Written request:
Transcribe the records below exactly, leaving out any pictures.

— START OF Input records —

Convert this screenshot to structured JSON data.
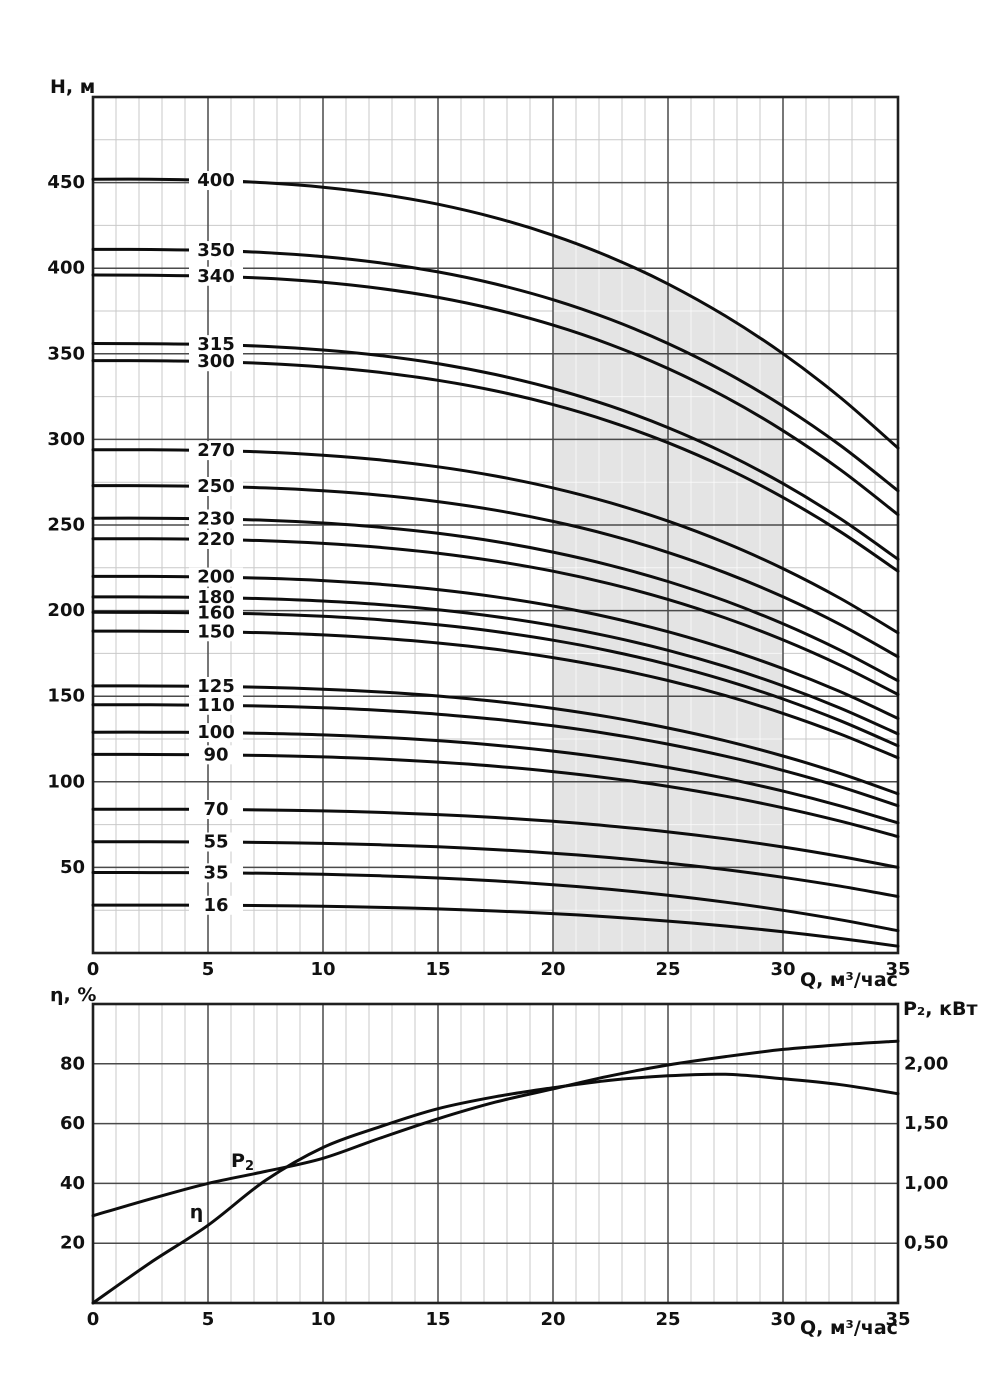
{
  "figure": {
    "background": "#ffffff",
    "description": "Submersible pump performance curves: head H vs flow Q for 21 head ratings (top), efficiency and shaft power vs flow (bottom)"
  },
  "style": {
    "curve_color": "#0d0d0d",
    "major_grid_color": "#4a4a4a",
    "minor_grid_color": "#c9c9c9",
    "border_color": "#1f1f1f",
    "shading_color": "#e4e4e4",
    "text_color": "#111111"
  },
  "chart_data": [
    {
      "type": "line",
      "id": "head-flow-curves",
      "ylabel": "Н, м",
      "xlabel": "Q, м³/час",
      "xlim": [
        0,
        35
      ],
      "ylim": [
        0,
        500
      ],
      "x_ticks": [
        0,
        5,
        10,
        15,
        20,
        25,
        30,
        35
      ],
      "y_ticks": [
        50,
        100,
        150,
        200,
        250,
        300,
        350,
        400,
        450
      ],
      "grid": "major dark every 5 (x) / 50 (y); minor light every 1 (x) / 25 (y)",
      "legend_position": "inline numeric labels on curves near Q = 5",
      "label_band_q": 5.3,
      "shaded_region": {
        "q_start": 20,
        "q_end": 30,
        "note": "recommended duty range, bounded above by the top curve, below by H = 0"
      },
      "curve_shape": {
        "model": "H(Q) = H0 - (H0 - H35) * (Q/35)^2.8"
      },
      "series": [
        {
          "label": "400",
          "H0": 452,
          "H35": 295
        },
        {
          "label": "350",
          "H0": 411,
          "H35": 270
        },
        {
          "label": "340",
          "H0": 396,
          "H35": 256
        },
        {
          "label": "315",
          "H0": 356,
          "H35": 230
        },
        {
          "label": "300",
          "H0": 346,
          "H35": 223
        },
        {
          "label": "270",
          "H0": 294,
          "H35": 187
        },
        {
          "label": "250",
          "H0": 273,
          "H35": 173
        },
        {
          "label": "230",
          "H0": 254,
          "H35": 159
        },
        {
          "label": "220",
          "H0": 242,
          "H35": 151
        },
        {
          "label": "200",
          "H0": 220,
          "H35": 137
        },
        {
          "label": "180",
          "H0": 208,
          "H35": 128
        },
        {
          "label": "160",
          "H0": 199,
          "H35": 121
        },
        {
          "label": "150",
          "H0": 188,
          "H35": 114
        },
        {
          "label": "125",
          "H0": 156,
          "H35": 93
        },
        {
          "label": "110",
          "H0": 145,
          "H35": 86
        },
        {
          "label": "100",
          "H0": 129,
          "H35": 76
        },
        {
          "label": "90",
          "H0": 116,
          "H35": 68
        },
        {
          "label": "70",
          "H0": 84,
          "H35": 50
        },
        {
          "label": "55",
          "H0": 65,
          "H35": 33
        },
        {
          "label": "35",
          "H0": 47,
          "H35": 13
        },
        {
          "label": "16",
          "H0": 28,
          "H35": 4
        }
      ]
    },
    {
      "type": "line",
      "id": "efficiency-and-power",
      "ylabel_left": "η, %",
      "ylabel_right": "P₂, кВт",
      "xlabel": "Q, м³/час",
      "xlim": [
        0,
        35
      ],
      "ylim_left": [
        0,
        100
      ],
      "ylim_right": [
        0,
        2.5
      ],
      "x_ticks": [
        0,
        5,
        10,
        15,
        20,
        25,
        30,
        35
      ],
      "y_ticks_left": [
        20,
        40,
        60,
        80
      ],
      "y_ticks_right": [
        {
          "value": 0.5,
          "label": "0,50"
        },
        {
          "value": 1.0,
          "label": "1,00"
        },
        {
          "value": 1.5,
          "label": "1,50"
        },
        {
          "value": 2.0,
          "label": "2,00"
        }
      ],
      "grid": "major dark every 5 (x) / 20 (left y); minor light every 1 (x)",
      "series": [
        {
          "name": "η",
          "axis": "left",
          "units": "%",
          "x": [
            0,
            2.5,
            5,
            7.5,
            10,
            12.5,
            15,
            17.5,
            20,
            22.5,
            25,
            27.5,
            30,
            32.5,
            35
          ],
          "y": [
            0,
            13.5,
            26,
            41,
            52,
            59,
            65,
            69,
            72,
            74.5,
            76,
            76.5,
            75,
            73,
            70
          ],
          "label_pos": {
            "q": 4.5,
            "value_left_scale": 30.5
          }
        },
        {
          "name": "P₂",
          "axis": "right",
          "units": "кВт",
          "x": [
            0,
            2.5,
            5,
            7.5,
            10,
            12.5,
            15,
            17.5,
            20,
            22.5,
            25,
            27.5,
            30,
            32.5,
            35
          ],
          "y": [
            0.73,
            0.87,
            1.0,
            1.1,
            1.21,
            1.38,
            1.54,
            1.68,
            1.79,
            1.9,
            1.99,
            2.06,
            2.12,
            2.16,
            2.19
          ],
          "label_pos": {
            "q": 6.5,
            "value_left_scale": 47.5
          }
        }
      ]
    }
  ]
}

— END OF Input records —

Solution for this exercise:
Convert this screenshot to structured JSON data.
{
  "figure": {
    "background": "#ffffff",
    "description": "Submersible pump performance curves: head H vs flow Q for 21 head ratings (top), efficiency and shaft power vs flow (bottom)"
  },
  "style": {
    "curve_color": "#0d0d0d",
    "major_grid_color": "#4a4a4a",
    "minor_grid_color": "#c9c9c9",
    "border_color": "#1f1f1f",
    "shading_color": "#e4e4e4",
    "text_color": "#111111"
  },
  "chart_data": [
    {
      "type": "line",
      "id": "head-flow-curves",
      "ylabel": "Н, м",
      "xlabel": "Q, м³/час",
      "xlim": [
        0,
        35
      ],
      "ylim": [
        0,
        500
      ],
      "x_ticks": [
        0,
        5,
        10,
        15,
        20,
        25,
        30,
        35
      ],
      "y_ticks": [
        50,
        100,
        150,
        200,
        250,
        300,
        350,
        400,
        450
      ],
      "grid": "major dark every 5 (x) / 50 (y); minor light every 1 (x) / 25 (y)",
      "legend_position": "inline numeric labels on curves near Q = 5",
      "label_band_q": 5.3,
      "shaded_region": {
        "q_start": 20,
        "q_end": 30,
        "note": "recommended duty range, bounded above by the top curve, below by H = 0"
      },
      "curve_shape": {
        "model": "H(Q) = H0 - (H0 - H35) * (Q/35)^2.8"
      },
      "series": [
        {
          "label": "400",
          "H0": 452,
          "H35": 295
        },
        {
          "label": "350",
          "H0": 411,
          "H35": 270
        },
        {
          "label": "340",
          "H0": 396,
          "H35": 256
        },
        {
          "label": "315",
          "H0": 356,
          "H35": 230
        },
        {
          "label": "300",
          "H0": 346,
          "H35": 223
        },
        {
          "label": "270",
          "H0": 294,
          "H35": 187
        },
        {
          "label": "250",
          "H0": 273,
          "H35": 173
        },
        {
          "label": "230",
          "H0": 254,
          "H35": 159
        },
        {
          "label": "220",
          "H0": 242,
          "H35": 151
        },
        {
          "label": "200",
          "H0": 220,
          "H35": 137
        },
        {
          "label": "180",
          "H0": 208,
          "H35": 128
        },
        {
          "label": "160",
          "H0": 199,
          "H35": 121
        },
        {
          "label": "150",
          "H0": 188,
          "H35": 114
        },
        {
          "label": "125",
          "H0": 156,
          "H35": 93
        },
        {
          "label": "110",
          "H0": 145,
          "H35": 86
        },
        {
          "label": "100",
          "H0": 129,
          "H35": 76
        },
        {
          "label": "90",
          "H0": 116,
          "H35": 68
        },
        {
          "label": "70",
          "H0": 84,
          "H35": 50
        },
        {
          "label": "55",
          "H0": 65,
          "H35": 33
        },
        {
          "label": "35",
          "H0": 47,
          "H35": 13
        },
        {
          "label": "16",
          "H0": 28,
          "H35": 4
        }
      ]
    },
    {
      "type": "line",
      "id": "efficiency-and-power",
      "ylabel_left": "η, %",
      "ylabel_right": "P₂, кВт",
      "xlabel": "Q, м³/час",
      "xlim": [
        0,
        35
      ],
      "ylim_left": [
        0,
        100
      ],
      "ylim_right": [
        0,
        2.5
      ],
      "x_ticks": [
        0,
        5,
        10,
        15,
        20,
        25,
        30,
        35
      ],
      "y_ticks_left": [
        20,
        40,
        60,
        80
      ],
      "y_ticks_right": [
        {
          "value": 0.5,
          "label": "0,50"
        },
        {
          "value": 1.0,
          "label": "1,00"
        },
        {
          "value": 1.5,
          "label": "1,50"
        },
        {
          "value": 2.0,
          "label": "2,00"
        }
      ],
      "grid": "major dark every 5 (x) / 20 (left y); minor light every 1 (x)",
      "series": [
        {
          "name": "η",
          "axis": "left",
          "units": "%",
          "x": [
            0,
            2.5,
            5,
            7.5,
            10,
            12.5,
            15,
            17.5,
            20,
            22.5,
            25,
            27.5,
            30,
            32.5,
            35
          ],
          "y": [
            0,
            13.5,
            26,
            41,
            52,
            59,
            65,
            69,
            72,
            74.5,
            76,
            76.5,
            75,
            73,
            70
          ],
          "label_pos": {
            "q": 4.5,
            "value_left_scale": 30.5
          }
        },
        {
          "name": "P₂",
          "axis": "right",
          "units": "кВт",
          "x": [
            0,
            2.5,
            5,
            7.5,
            10,
            12.5,
            15,
            17.5,
            20,
            22.5,
            25,
            27.5,
            30,
            32.5,
            35
          ],
          "y": [
            0.73,
            0.87,
            1.0,
            1.1,
            1.21,
            1.38,
            1.54,
            1.68,
            1.79,
            1.9,
            1.99,
            2.06,
            2.12,
            2.16,
            2.19
          ],
          "label_pos": {
            "q": 6.5,
            "value_left_scale": 47.5
          }
        }
      ]
    }
  ]
}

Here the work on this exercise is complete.